▶ [Job]: Each entry below must be repeated word for word.

▶ [Data provided]:
++++++++++

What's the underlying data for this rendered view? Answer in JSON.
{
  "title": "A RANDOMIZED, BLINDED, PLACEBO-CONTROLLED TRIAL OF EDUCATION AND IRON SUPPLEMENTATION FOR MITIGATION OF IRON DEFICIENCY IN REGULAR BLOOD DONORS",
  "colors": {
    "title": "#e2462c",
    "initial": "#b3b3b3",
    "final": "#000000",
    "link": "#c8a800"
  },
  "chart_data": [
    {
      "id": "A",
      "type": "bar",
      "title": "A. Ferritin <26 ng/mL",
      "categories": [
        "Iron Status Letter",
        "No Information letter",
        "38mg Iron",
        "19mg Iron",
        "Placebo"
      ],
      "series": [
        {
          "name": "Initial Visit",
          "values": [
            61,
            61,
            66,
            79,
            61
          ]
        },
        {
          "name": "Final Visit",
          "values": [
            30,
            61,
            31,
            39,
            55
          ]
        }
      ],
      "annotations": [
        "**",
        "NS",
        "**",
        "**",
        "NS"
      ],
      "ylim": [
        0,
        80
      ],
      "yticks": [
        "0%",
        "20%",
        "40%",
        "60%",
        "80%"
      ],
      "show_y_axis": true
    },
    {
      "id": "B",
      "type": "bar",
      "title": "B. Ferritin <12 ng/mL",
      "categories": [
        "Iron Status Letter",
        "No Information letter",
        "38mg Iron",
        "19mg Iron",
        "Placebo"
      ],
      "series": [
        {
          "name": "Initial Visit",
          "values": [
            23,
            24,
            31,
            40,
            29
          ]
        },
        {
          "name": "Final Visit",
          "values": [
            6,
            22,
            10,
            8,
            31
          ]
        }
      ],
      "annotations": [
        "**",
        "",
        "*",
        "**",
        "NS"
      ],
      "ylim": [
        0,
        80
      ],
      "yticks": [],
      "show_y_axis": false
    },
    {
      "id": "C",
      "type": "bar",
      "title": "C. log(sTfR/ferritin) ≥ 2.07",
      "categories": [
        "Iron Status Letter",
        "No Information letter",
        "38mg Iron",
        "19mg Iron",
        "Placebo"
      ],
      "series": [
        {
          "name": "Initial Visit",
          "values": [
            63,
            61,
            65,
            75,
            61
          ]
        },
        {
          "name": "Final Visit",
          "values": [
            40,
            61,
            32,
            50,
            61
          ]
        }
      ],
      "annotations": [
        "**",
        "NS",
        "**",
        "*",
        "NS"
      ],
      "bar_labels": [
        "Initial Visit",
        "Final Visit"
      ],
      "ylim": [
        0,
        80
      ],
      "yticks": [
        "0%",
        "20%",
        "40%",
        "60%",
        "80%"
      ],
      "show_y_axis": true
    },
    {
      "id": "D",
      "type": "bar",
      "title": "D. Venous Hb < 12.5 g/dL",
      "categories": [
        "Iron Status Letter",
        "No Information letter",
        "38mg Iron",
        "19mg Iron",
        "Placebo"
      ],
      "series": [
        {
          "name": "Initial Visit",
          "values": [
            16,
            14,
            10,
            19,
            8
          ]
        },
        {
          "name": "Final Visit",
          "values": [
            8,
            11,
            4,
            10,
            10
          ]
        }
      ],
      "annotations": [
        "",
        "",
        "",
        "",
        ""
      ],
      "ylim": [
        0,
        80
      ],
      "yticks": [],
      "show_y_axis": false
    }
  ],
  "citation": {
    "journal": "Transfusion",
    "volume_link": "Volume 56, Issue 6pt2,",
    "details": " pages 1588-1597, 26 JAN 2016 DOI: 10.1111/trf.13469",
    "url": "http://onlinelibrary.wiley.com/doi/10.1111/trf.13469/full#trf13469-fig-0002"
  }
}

++++++++++

▶ [Expected answer]:
What's the underlying data for this rendered view? Answer in JSON.
{
  "title": "A RANDOMIZED, BLINDED, PLACEBO-CONTROLLED TRIAL OF EDUCATION AND IRON SUPPLEMENTATION FOR MITIGATION OF IRON DEFICIENCY IN REGULAR BLOOD DONORS",
  "colors": {
    "title": "#e2462c",
    "initial": "#b3b3b3",
    "final": "#000000",
    "link": "#c8a800"
  },
  "chart_data": [
    {
      "id": "A",
      "type": "bar",
      "title": "A. Ferritin <26 ng/mL",
      "categories": [
        "Iron Status Letter",
        "No Information letter",
        "38mg Iron",
        "19mg Iron",
        "Placebo"
      ],
      "series": [
        {
          "name": "Initial Visit",
          "values": [
            61,
            61,
            66,
            79,
            61
          ]
        },
        {
          "name": "Final Visit",
          "values": [
            30,
            61,
            31,
            39,
            55
          ]
        }
      ],
      "annotations": [
        "**",
        "NS",
        "**",
        "**",
        "NS"
      ],
      "ylim": [
        0,
        80
      ],
      "yticks": [
        "0%",
        "20%",
        "40%",
        "60%",
        "80%"
      ],
      "show_y_axis": true
    },
    {
      "id": "B",
      "type": "bar",
      "title": "B. Ferritin <12 ng/mL",
      "categories": [
        "Iron Status Letter",
        "No Information letter",
        "38mg Iron",
        "19mg Iron",
        "Placebo"
      ],
      "series": [
        {
          "name": "Initial Visit",
          "values": [
            23,
            24,
            31,
            40,
            29
          ]
        },
        {
          "name": "Final Visit",
          "values": [
            6,
            22,
            10,
            8,
            31
          ]
        }
      ],
      "annotations": [
        "**",
        "",
        "*",
        "**",
        "NS"
      ],
      "ylim": [
        0,
        80
      ],
      "yticks": [],
      "show_y_axis": false
    },
    {
      "id": "C",
      "type": "bar",
      "title": "C. log(sTfR/ferritin) ≥ 2.07",
      "categories": [
        "Iron Status Letter",
        "No Information letter",
        "38mg Iron",
        "19mg Iron",
        "Placebo"
      ],
      "series": [
        {
          "name": "Initial Visit",
          "values": [
            63,
            61,
            65,
            75,
            61
          ]
        },
        {
          "name": "Final Visit",
          "values": [
            40,
            61,
            32,
            50,
            61
          ]
        }
      ],
      "annotations": [
        "**",
        "NS",
        "**",
        "*",
        "NS"
      ],
      "bar_labels": [
        "Initial Visit",
        "Final Visit"
      ],
      "ylim": [
        0,
        80
      ],
      "yticks": [
        "0%",
        "20%",
        "40%",
        "60%",
        "80%"
      ],
      "show_y_axis": true
    },
    {
      "id": "D",
      "type": "bar",
      "title": "D. Venous Hb < 12.5 g/dL",
      "categories": [
        "Iron Status Letter",
        "No Information letter",
        "38mg Iron",
        "19mg Iron",
        "Placebo"
      ],
      "series": [
        {
          "name": "Initial Visit",
          "values": [
            16,
            14,
            10,
            19,
            8
          ]
        },
        {
          "name": "Final Visit",
          "values": [
            8,
            11,
            4,
            10,
            10
          ]
        }
      ],
      "annotations": [
        "",
        "",
        "",
        "",
        ""
      ],
      "ylim": [
        0,
        80
      ],
      "yticks": [],
      "show_y_axis": false
    }
  ],
  "citation": {
    "journal": "Transfusion",
    "volume_link": "Volume 56, Issue 6pt2,",
    "details": " pages 1588-1597, 26 JAN 2016 DOI: 10.1111/trf.13469",
    "url": "http://onlinelibrary.wiley.com/doi/10.1111/trf.13469/full#trf13469-fig-0002"
  }
}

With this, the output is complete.